### Given problem
Set every record down verbatim and omit the pictures.

### Records provided
* begin *
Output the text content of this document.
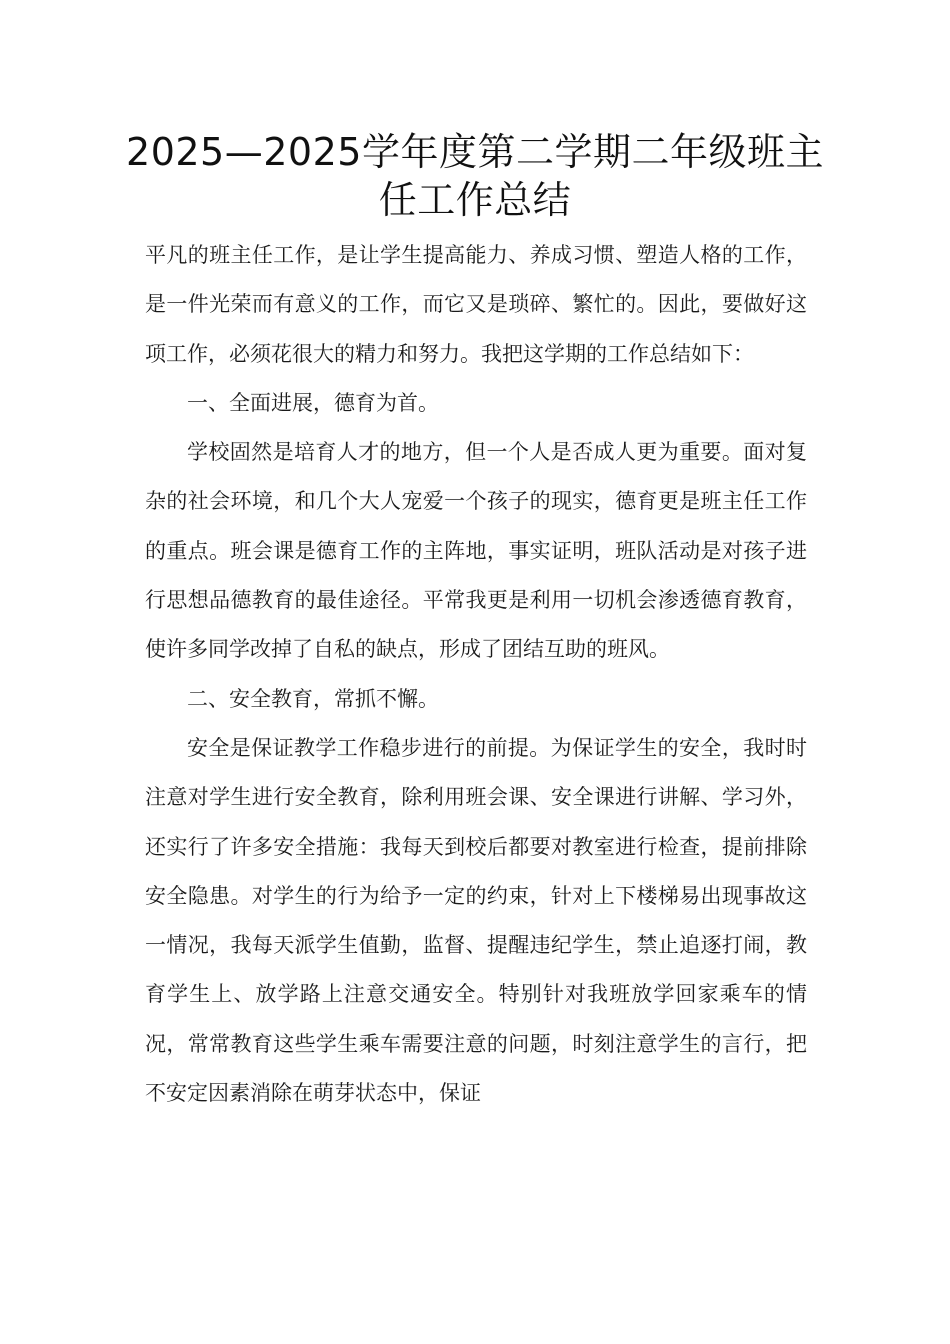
2025—2025学年度第二学期二年级班主任工作总结

平凡的班主任工作，是让学生提高能力、养成习惯、塑造人格的工作，是一件光荣而有意义的工作，而它又是琐碎、繁忙的。因此，要做好这项工作，必须花很大的精力和努力。我把这学期的工作总结如下：

一、全面进展，德育为首。

学校固然是培育人才的地方，但一个人是否成人更为重要。面对复杂的社会环境，和几个大人宠爱一个孩子的现实，德育更是班主任工作的重点。班会课是德育工作的主阵地，事实证明，班队活动是对孩子进行思想品德教育的最佳途径。平常我更是利用一切机会渗透德育教育，使许多同学改掉了自私的缺点，形成了团结互助的班风。

二、安全教育，常抓不懈。

安全是保证教学工作稳步进行的前提。为保证学生的安全，我时时注意对学生进行安全教育，除利用班会课、安全课进行讲解、学习外，还实行了许多安全措施：我每天到校后都要对教室进行检查，提前排除安全隐患。对学生的行为给予一定的约束，针对上下楼梯易出现事故这一情况，我每天派学生值勤，监督、提醒违纪学生，禁止追逐打闹，教育学生上、放学路上注意交通安全。特别针对我班放学回家乘车的情况，常常教育这些学生乘车需要注意的问题，时刻注意学生的言行，把不安定因素消除在萌芽状态中，保证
* end *
### Full output
Output the text content of this document.
2025—2025学年度第二学期二年级班主任工作总结

平凡的班主任工作，是让学生提高能力、养成习惯、塑造人格的工作，是一件光荣而有意义的工作，而它又是琐碎、繁忙的。因此，要做好这项工作，必须花很大的精力和努力。我把这学期的工作总结如下：

一、全面进展，德育为首。

学校固然是培育人才的地方，但一个人是否成人更为重要。面对复杂的社会环境，和几个大人宠爱一个孩子的现实，德育更是班主任工作的重点。班会课是德育工作的主阵地，事实证明，班队活动是对孩子进行思想品德教育的最佳途径。平常我更是利用一切机会渗透德育教育，使许多同学改掉了自私的缺点，形成了团结互助的班风。

二、安全教育，常抓不懈。

安全是保证教学工作稳步进行的前提。为保证学生的安全，我时时注意对学生进行安全教育，除利用班会课、安全课进行讲解、学习外，还实行了许多安全措施：我每天到校后都要对教室进行检查，提前排除安全隐患。对学生的行为给予一定的约束，针对上下楼梯易出现事故这一情况，我每天派学生值勤，监督、提醒违纪学生，禁止追逐打闹，教育学生上、放学路上注意交通安全。特别针对我班放学回家乘车的情况，常常教育这些学生乘车需要注意的问题，时刻注意学生的言行，把不安定因素消除在萌芽状态中，保证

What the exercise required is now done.